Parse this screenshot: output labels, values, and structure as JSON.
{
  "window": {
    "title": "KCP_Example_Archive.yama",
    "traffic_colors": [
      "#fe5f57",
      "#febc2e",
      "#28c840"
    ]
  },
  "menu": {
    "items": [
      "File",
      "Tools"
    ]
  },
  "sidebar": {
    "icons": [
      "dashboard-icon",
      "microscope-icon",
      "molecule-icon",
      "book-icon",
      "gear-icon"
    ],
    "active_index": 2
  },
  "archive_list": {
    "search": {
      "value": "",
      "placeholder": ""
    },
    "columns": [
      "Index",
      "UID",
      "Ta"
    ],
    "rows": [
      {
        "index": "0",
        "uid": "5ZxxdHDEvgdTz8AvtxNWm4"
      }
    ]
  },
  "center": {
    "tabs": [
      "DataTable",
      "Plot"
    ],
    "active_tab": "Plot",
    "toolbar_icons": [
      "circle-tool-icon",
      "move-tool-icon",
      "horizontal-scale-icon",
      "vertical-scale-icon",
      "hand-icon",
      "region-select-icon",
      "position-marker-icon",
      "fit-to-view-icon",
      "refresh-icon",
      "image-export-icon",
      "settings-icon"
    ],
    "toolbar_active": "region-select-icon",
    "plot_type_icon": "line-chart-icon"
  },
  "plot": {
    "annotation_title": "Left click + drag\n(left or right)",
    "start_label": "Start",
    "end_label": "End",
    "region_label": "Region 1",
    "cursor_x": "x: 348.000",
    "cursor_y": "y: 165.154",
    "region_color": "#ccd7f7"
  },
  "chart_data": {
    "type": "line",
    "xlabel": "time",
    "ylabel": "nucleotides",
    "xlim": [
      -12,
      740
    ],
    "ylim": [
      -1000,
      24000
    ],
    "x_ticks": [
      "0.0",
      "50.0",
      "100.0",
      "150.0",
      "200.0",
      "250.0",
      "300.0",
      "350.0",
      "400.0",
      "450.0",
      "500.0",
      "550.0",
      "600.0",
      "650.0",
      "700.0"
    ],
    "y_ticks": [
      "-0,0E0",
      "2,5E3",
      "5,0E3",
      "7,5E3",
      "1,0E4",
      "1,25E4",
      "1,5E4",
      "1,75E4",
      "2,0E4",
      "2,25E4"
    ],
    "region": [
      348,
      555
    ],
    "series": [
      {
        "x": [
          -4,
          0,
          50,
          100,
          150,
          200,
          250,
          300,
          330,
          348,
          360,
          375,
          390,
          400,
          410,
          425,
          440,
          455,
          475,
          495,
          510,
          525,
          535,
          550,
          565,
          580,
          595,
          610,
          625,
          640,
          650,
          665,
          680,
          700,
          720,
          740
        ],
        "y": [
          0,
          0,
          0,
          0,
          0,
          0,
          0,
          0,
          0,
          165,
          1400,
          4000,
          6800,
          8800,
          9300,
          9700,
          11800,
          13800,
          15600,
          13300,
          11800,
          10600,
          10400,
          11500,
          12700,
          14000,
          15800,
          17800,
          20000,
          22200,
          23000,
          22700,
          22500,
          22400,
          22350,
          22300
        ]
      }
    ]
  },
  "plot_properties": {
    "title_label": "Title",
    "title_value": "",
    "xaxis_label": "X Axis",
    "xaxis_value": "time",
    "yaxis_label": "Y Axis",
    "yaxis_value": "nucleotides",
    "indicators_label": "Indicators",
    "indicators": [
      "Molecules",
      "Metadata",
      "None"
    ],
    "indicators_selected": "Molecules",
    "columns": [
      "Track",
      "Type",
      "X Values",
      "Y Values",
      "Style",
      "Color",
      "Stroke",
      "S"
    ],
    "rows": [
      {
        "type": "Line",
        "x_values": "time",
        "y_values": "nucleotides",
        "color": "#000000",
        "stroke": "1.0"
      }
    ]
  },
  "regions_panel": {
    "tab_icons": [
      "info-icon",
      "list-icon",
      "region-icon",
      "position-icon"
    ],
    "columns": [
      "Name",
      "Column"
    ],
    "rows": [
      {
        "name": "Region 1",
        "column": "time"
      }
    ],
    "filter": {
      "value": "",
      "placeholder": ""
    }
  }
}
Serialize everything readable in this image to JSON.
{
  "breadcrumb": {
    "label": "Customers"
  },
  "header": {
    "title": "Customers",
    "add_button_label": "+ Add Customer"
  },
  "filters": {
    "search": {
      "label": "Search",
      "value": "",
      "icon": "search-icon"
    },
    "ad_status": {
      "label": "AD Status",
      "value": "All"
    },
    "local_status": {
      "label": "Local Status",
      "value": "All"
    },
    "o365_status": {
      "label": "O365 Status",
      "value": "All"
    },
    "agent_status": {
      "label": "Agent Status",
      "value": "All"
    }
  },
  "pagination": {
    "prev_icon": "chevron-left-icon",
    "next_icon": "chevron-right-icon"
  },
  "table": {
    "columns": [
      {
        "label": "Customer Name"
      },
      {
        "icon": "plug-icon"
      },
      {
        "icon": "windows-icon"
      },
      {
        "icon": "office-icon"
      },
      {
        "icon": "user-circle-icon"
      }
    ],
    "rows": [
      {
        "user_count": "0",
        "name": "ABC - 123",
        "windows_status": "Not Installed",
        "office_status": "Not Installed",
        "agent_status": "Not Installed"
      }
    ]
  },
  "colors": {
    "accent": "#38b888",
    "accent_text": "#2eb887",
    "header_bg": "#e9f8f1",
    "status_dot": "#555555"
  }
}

********************

» **Given problem**
Go through the preceding material and copy each line that has the word "time".

» **Solution below**
    "xlabel": "time",
    "xaxis_value": "time",
        "x_values": "time",
        "column": "time"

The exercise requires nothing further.